==== Extrait fourni
Prague idolâtre Mozart. Depuis le 11 janvier 1787, Mozart ne cesse de recevoir l’hommage de la bonne société pragoise. Ses Noces de Figaro ont suscité une première transe collective. L’opéra avait été préalablement créé en mai 1786 à Vienne, sans grande adhésion de l’audience. Le 20 janvier, il dirige ses Noces à Prague avec un éclatant succès. Il doit rentrer à Vienne, mais le contrat signé avec le directeur et l’impresario du Nationaltheater, les signori Bondini et Guardassoni, indique clairement un nouvel opéra pour Prague, avant la fin de l’année 1787.

Da Ponte, librettiste de Mozart pour les Noces, adapté d’après la pièce récente de Beaumarchais, propose au compositeur adulé, le sujet de Don Juan. L’histoire est ancienne et déjà adaptée au théâtre lyrique, comme ce Don Giovanni ou le convive de Pierre, dont le livret de Bertati a été mis en musique par Gazzaniga en 1782. Da Ponte, s’il écrit dans ses Mémoires qu’il se délecte alors de l’Enfer de Dante, n’en perd pas moins de temps pour puiser allègrement chez Bertati, quelques ficelles théâtrales, selon ses propres besoins. Molière a lui-même repris de Tirso de Molina, le sujet de son Don Juan en 1665. La pièce est un libertinage philosophique qui accuse la solitude de l’Inconstant d’autant plus caractérisé que Molière invente le personnage d’Elvire pour mieux renforcer la charge et la noirceur psychologique du héros. Bertati et même Goldoni avaient quelque peu atténué la force tragique du personnage.

Da Ponte et Mozart, lequel collabore étroitement à la conception de la dramaturgie, réinventent le mythe de Don Juan. Ils lui restituent son caractère grandiose et dérisoire, sa puissance libertaire, qui en fait non plus simplement le séducteur populaire mais un révolutionnaire, pourfendeur de l’ordre et de la tyrannie des apparences, de l’hypocrisie des bienséances. La fin du héros, lui donne sa mesure héroïque. Libre, il a vécu ; libre, il mourra. Désir et Mort s’équilibrent. Ici, en Don Giovanni, le désir, éros moteur, raille la vie et la mort. Il habite le liquidateur des normes et des conventions. Il est à lui seul, élan et vitalité, force de la libido, exultation de l’individu, arme de la trangression, de l’insoumission, de l’orgueil et du caprice élevés au rang de politiques. Don Giovanni est un politicien du désir. Il manipule, trouble et transgresse. Il créée des situations et des confrontations idéales pour le dramaturge. Le contraste étant un effet souverain sur le scène, Da Ponte développe aussi une ligne comique pour mieux renforcer le vertige tragique et fantastique de l’action. Au soir de la première, l’édition du livret indique clairement cette fusion des genres, « dramma giocoso« .
========
• Objectif énoncé 1:
D'après l'extrait fourni, en quelle année Molière a-t-il écrit son Don Juan ?
• Objectif énoncé 2:
Convertissez en liste JSON de chaînes les lignes du listing, une chaîne par ligne, sans les lignes vides. Commencez à la ligne qui contient « Localize all elements. » et arrêtez-vous après celle qui contient « rail-post <box>576 213 584 256</box> », s'il vous plaît.
==== Extraits de données
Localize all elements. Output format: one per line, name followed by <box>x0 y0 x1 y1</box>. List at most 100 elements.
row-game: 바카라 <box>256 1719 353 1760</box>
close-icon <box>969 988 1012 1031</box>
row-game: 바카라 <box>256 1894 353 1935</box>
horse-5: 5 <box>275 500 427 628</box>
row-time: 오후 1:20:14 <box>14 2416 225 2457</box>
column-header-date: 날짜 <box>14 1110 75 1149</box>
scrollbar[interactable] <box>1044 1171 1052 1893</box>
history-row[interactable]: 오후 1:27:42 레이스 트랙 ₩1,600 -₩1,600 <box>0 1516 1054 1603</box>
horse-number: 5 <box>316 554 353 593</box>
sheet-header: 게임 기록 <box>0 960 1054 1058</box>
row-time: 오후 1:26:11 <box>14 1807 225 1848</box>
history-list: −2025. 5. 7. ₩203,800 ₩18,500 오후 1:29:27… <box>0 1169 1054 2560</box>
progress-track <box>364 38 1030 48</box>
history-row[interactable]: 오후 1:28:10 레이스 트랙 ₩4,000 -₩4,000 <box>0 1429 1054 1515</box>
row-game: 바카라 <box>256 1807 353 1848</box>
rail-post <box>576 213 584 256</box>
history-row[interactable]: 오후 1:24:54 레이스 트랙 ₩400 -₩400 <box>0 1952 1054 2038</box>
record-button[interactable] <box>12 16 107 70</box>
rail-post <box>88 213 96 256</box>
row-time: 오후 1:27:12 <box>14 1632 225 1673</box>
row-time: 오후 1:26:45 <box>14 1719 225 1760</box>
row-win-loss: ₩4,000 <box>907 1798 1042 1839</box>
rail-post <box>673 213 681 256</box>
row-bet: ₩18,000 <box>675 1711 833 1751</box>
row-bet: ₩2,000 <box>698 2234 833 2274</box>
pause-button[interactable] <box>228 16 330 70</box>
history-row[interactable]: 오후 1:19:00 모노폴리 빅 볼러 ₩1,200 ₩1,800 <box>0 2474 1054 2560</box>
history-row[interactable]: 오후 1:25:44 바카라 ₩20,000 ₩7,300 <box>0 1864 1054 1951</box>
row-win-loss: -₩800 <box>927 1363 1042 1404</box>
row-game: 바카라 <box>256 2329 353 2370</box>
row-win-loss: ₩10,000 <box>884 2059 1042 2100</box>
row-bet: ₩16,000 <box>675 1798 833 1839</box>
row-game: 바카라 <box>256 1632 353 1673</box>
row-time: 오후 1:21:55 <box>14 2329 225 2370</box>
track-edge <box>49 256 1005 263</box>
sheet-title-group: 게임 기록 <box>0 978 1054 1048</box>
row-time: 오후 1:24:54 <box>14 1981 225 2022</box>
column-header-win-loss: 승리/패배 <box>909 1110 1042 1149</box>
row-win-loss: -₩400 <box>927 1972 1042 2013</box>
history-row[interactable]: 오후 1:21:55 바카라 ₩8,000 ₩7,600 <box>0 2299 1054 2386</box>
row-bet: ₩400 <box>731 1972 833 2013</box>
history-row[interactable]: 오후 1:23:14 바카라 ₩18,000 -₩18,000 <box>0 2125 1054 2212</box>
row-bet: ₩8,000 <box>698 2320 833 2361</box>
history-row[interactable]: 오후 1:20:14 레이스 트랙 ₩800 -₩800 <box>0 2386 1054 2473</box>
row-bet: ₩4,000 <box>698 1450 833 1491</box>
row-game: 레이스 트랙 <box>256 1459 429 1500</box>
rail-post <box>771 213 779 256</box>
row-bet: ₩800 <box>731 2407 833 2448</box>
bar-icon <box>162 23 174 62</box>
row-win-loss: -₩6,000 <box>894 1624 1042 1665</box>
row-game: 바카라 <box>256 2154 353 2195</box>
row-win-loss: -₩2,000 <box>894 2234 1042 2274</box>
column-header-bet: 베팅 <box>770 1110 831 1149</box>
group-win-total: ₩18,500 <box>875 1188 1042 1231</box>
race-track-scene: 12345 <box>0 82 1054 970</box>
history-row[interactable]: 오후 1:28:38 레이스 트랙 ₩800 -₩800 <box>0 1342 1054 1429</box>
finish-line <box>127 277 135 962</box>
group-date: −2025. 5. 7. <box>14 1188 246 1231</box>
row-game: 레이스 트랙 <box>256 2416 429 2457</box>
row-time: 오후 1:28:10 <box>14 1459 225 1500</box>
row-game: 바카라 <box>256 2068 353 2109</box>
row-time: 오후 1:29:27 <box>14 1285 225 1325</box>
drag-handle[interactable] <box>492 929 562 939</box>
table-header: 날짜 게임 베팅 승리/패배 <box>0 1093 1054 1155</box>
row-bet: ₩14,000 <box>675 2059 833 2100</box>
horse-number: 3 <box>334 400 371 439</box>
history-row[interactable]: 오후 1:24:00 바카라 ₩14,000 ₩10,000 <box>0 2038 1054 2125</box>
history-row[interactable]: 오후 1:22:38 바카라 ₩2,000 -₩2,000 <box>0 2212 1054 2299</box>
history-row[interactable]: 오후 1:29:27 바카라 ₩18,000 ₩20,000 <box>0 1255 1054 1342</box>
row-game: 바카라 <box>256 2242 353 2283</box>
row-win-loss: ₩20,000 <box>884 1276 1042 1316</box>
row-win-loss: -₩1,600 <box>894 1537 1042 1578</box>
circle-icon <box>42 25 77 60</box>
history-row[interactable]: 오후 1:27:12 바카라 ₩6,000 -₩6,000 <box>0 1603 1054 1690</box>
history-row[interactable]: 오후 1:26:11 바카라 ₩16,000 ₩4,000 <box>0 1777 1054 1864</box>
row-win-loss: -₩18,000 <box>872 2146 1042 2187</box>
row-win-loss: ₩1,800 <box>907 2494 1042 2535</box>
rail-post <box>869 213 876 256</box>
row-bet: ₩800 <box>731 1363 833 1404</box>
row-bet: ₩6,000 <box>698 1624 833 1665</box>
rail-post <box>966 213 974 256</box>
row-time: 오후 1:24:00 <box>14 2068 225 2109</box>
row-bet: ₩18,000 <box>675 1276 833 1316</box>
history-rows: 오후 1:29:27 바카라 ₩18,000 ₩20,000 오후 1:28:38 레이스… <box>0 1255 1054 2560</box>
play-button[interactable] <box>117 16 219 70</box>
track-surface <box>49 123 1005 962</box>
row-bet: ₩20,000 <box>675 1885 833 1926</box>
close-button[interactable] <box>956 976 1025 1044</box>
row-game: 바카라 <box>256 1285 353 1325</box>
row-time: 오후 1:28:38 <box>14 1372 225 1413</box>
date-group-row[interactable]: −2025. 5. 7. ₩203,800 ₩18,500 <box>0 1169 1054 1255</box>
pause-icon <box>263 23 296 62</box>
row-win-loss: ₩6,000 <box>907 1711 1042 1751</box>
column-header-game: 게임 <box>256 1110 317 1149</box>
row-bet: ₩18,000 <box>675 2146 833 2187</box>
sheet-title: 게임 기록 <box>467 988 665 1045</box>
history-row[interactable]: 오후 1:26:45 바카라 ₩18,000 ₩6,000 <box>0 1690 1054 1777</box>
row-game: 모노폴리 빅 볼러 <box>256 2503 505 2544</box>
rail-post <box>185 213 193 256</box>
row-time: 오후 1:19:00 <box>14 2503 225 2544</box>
========
==== Extraits de données
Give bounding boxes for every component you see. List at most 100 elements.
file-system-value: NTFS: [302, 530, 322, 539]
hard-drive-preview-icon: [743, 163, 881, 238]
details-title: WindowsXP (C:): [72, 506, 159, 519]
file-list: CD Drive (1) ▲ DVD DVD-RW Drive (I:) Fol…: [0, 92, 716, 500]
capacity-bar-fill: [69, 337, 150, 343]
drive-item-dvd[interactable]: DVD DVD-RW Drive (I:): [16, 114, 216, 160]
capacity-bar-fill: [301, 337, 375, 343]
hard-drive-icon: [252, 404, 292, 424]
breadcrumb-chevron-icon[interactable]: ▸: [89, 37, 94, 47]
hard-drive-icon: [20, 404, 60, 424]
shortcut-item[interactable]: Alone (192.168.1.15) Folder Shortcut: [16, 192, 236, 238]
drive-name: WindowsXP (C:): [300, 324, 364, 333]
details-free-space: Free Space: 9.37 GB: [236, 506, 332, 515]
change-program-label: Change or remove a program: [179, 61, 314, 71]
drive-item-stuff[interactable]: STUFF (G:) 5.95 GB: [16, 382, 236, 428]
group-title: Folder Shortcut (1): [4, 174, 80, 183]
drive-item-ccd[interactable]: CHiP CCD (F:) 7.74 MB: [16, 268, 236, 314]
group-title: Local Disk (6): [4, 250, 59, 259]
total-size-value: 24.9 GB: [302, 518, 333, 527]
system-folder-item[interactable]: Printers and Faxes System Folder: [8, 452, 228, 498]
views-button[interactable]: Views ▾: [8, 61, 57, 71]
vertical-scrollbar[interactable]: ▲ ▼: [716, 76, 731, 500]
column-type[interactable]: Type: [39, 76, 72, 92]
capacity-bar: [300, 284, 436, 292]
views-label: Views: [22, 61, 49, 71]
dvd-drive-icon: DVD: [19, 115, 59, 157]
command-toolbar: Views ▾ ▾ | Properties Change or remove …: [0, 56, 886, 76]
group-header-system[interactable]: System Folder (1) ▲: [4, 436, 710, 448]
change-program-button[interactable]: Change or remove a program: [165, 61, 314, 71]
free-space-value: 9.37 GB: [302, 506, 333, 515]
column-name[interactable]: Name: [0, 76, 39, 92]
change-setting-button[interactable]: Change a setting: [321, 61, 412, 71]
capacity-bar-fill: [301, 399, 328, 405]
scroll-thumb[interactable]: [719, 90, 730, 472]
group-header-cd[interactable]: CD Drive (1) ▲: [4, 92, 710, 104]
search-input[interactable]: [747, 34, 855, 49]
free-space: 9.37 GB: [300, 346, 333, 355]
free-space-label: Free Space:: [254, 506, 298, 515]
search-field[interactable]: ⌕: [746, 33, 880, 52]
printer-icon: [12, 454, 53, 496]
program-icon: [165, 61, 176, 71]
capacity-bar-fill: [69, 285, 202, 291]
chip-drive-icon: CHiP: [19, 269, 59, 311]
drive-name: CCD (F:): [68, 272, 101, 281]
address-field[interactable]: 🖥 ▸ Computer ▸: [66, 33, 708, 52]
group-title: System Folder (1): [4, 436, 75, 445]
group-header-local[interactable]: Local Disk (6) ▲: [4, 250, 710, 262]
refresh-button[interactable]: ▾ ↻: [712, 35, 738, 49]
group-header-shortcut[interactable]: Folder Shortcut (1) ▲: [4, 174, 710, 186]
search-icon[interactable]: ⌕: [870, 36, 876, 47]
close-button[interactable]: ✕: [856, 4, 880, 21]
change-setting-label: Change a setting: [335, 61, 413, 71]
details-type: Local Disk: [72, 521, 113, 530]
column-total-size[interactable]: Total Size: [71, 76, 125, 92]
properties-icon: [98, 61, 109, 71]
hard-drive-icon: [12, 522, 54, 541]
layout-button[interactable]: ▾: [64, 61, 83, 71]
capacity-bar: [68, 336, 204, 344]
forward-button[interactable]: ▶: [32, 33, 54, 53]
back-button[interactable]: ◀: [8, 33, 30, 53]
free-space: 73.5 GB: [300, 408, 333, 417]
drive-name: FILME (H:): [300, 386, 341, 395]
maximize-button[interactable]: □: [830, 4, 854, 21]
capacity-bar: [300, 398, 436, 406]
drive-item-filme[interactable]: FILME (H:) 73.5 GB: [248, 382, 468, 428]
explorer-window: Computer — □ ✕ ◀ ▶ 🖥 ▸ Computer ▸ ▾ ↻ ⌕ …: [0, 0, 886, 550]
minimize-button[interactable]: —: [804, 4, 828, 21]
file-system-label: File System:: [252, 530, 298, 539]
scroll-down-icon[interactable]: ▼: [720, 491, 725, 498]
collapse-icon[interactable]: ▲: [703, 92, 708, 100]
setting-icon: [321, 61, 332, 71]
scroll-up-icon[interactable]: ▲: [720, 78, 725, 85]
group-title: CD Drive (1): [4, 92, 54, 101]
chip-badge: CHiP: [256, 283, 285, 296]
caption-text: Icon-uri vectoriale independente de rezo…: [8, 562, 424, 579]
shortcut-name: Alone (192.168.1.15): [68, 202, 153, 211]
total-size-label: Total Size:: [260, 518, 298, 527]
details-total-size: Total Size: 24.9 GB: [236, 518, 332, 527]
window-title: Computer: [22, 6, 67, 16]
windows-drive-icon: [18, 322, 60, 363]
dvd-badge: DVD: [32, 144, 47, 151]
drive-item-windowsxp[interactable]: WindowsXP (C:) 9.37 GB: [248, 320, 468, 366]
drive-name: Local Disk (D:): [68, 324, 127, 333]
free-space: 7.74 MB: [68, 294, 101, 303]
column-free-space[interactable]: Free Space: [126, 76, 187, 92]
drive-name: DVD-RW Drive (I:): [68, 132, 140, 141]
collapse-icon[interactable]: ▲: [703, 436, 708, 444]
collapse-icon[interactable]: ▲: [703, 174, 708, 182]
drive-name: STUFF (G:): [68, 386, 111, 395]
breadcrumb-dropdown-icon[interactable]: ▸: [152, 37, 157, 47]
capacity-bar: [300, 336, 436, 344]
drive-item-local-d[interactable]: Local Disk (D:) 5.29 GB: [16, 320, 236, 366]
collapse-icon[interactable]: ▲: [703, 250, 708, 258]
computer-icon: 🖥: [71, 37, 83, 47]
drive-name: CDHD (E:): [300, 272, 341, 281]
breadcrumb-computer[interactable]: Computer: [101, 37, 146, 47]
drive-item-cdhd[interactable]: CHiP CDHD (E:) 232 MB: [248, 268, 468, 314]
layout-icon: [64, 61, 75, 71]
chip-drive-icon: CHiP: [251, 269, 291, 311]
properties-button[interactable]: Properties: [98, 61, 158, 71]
========
• Solution proposée 1:
En 1665.

• Solution proposée 2:
[
  "Localize all elements. Output format: one per line, name followed by <box>x0 y0 x1 y1</box>. List at most 100 elements.",
  "row-game: 바카라 <box>256 1719 353 1760</box>",
  "close-icon <box>969 988 1012 1031</box>",
  "row-game: 바카라 <box>256 1894 353 1935</box>",
  "horse-5: 5 <box>275 500 427 628</box>",
  "row-time: 오후 1:20:14 <box>14 2416 225 2457</box>",
  "column-header-date: 날짜 <box>14 1110 75 1149</box>",
  "scrollbar[interactable] <box>1044 1171 1052 1893</box>",
  "history-row[interactable]: 오후 1:27:42 레이스 트랙 ₩1,600 -₩1,600 <box>0 1516 1054 1603</box>",
  "horse-number: 5 <box>316 554 353 593</box>",
  "sheet-header: 게임 기록 <box>0 960 1054 1058</box>",
  "row-time: 오후 1:26:11 <box>14 1807 225 1848</box>",
  "history-list: −2025. 5. 7. ₩203,800 ₩18,500 오후 1:29:27… <box>0 1169 1054 2560</box>",
  "progress-track <box>364 38 1030 48</box>",
  "history-row[interactable]: 오후 1:28:10 레이스 트랙 ₩4,000 -₩4,000 <box>0 1429 1054 1515</box>",
  "row-game: 바카라 <box>256 1807 353 1848</box>",
  "rail-post <box>576 213 584 256</box>"
]